Extracted data entries
## Begin

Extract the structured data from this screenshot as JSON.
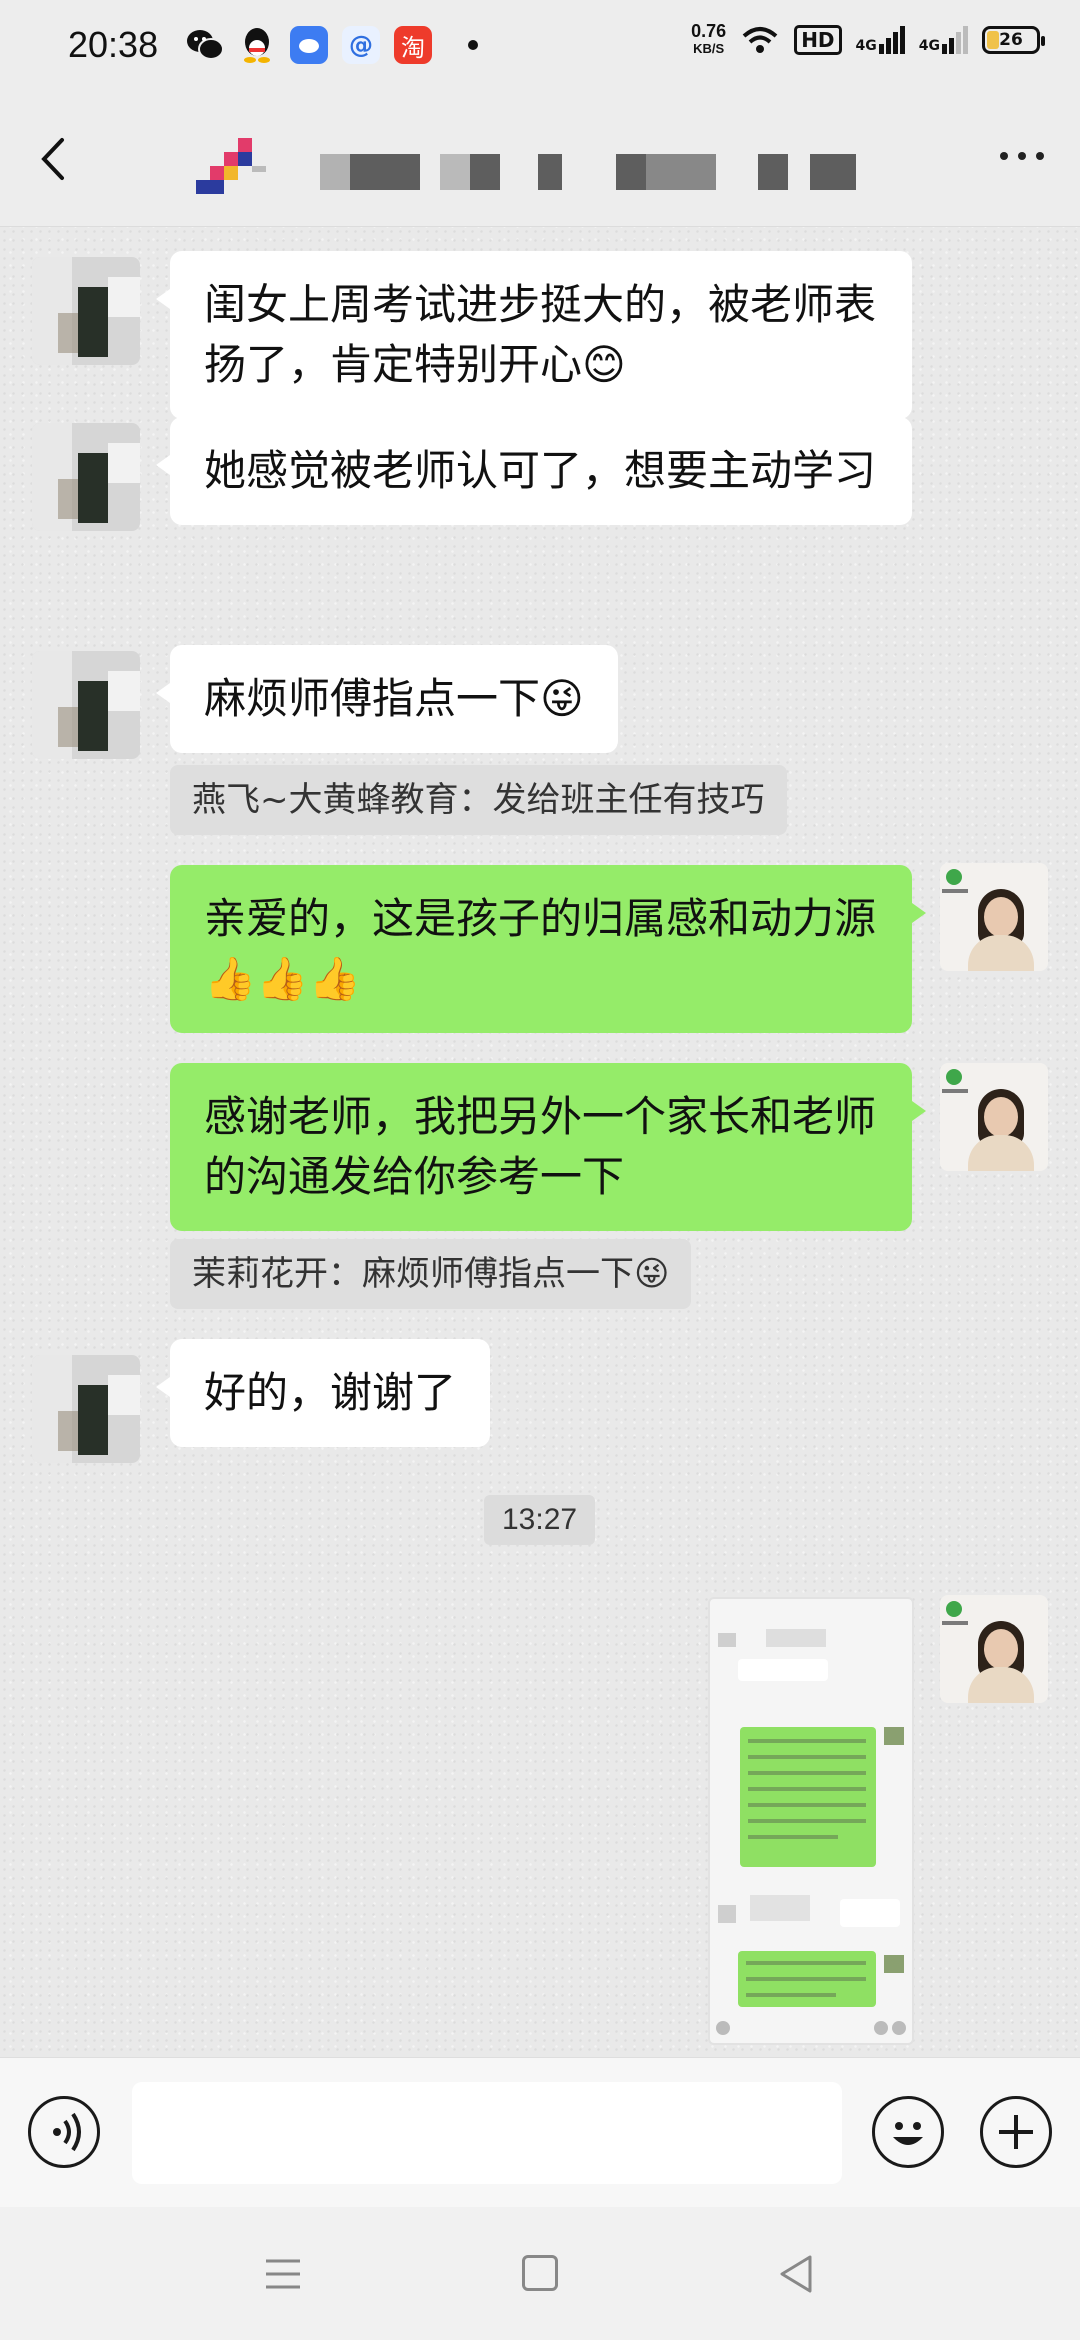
{
  "status_bar": {
    "time": "20:38",
    "speed_value": "0.76",
    "speed_unit": "KB/S",
    "hd_label": "HD",
    "signal1": "4G",
    "signal2": "4G",
    "battery": "26",
    "battery_level": 0.26,
    "app_icons": [
      "wechat-icon",
      "qq-icon",
      "cloud-icon",
      "at-icon",
      "taobao-icon"
    ]
  },
  "header": {
    "title_pixelated": true
  },
  "messages": [
    {
      "side": "left",
      "text": "闺女上周考试进步挺大的，被老师表扬了，肯定特别开心😊"
    },
    {
      "side": "left",
      "text": "她感觉被老师认可了，想要主动学习"
    },
    {
      "side": "left",
      "text": "麻烦师傅指点一下😜"
    },
    {
      "type": "quote",
      "text": "燕飞~大黄蜂教育：发给班主任有技巧"
    },
    {
      "side": "right",
      "text": "亲爱的，这是孩子的归属感和动力源👍👍👍"
    },
    {
      "side": "right",
      "text": "感谢老师，我把另外一个家长和老师的沟通发给你参考一下"
    },
    {
      "type": "quote",
      "text": "茉莉花开：麻烦师傅指点一下😜"
    },
    {
      "side": "left",
      "text": "好的，谢谢了"
    },
    {
      "type": "time",
      "text": "13:27"
    },
    {
      "side": "right",
      "type": "image",
      "icon": "screenshot-image"
    }
  ],
  "input_bar": {
    "value": "",
    "icons": [
      "voice-icon",
      "emoji-icon",
      "plus-icon"
    ]
  },
  "colors": {
    "bubble_right": "#95ec69",
    "bubble_left": "#ffffff",
    "chat_bg": "#e9e9e9"
  }
}
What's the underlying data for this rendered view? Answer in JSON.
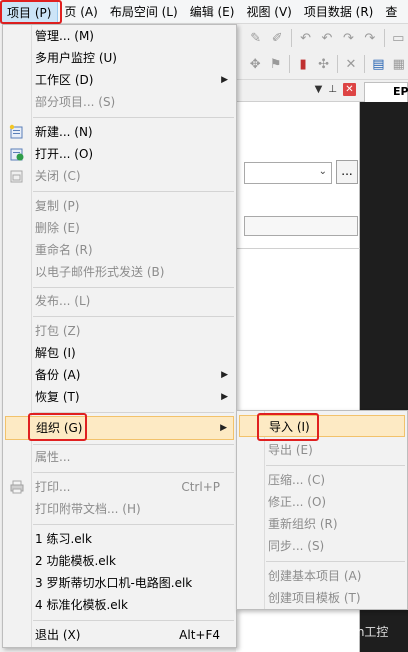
{
  "menubar": {
    "items": [
      "项目 (P)",
      "页 (A)",
      "布局空间 (L)",
      "编辑 (E)",
      "视图 (V)",
      "项目数据 (R)",
      "查"
    ]
  },
  "panel": {
    "tab_label": "EP",
    "dots_label": "..."
  },
  "menu": {
    "items": [
      {
        "label": "管理... (M)",
        "disabled": false
      },
      {
        "label": "多用户监控 (U)",
        "disabled": false
      },
      {
        "label": "工作区 (D)",
        "disabled": false,
        "submenu": true
      },
      {
        "label": "部分项目... (S)",
        "disabled": true
      },
      {
        "label": "新建... (N)",
        "disabled": false,
        "icon": "new-project-icon"
      },
      {
        "label": "打开... (O)",
        "disabled": false,
        "icon": "open-project-icon"
      },
      {
        "label": "关闭 (C)",
        "disabled": true,
        "icon": "close-project-icon"
      },
      {
        "label": "复制 (P)",
        "disabled": true
      },
      {
        "label": "删除 (E)",
        "disabled": true
      },
      {
        "label": "重命名 (R)",
        "disabled": true
      },
      {
        "label": "以电子邮件形式发送 (B)",
        "disabled": true
      },
      {
        "label": "发布... (L)",
        "disabled": true
      },
      {
        "label": "打包 (Z)",
        "disabled": true
      },
      {
        "label": "解包 (I)",
        "disabled": false
      },
      {
        "label": "备份 (A)",
        "disabled": false,
        "submenu": true
      },
      {
        "label": "恢复 (T)",
        "disabled": false,
        "submenu": true
      },
      {
        "label": "组织 (G)",
        "disabled": false,
        "submenu": true,
        "highlighted": true
      },
      {
        "label": "属性...",
        "disabled": true
      },
      {
        "label": "打印...",
        "disabled": true,
        "shortcut": "Ctrl+P",
        "icon": "printer-icon"
      },
      {
        "label": "打印附带文档... (H)",
        "disabled": true
      },
      {
        "label": "1 练习.elk",
        "disabled": false
      },
      {
        "label": "2 功能模板.elk",
        "disabled": false
      },
      {
        "label": "3 罗斯蒂切水口机-电路图.elk",
        "disabled": false
      },
      {
        "label": "4 标准化模板.elk",
        "disabled": false
      },
      {
        "label": "退出 (X)",
        "disabled": false,
        "shortcut": "Alt+F4"
      }
    ]
  },
  "submenu": {
    "items": [
      {
        "label": "导入 (I)",
        "disabled": false,
        "highlighted": true
      },
      {
        "label": "导出 (E)",
        "disabled": true
      },
      {
        "label": "压缩... (C)",
        "disabled": true
      },
      {
        "label": "修正... (O)",
        "disabled": true
      },
      {
        "label": "重新组织 (R)",
        "disabled": true
      },
      {
        "label": "同步... (S)",
        "disabled": true
      },
      {
        "label": "创建基本项目 (A)",
        "disabled": true
      },
      {
        "label": "创建项目模板 (T)",
        "disabled": true
      }
    ]
  },
  "watermark": "知乎 @Kan工控",
  "colors": {
    "highlight_border": "#e02020",
    "hover_fill": "#fdeac4",
    "disabled_text": "#8c8c8c"
  }
}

## End

▶ _Exercise directions_
Pick out each line in the material containing "project".

▶ _Result for this task_
        "icon": "new-project-icon"
        "icon": "open-project-icon"
        "icon": "close-project-icon"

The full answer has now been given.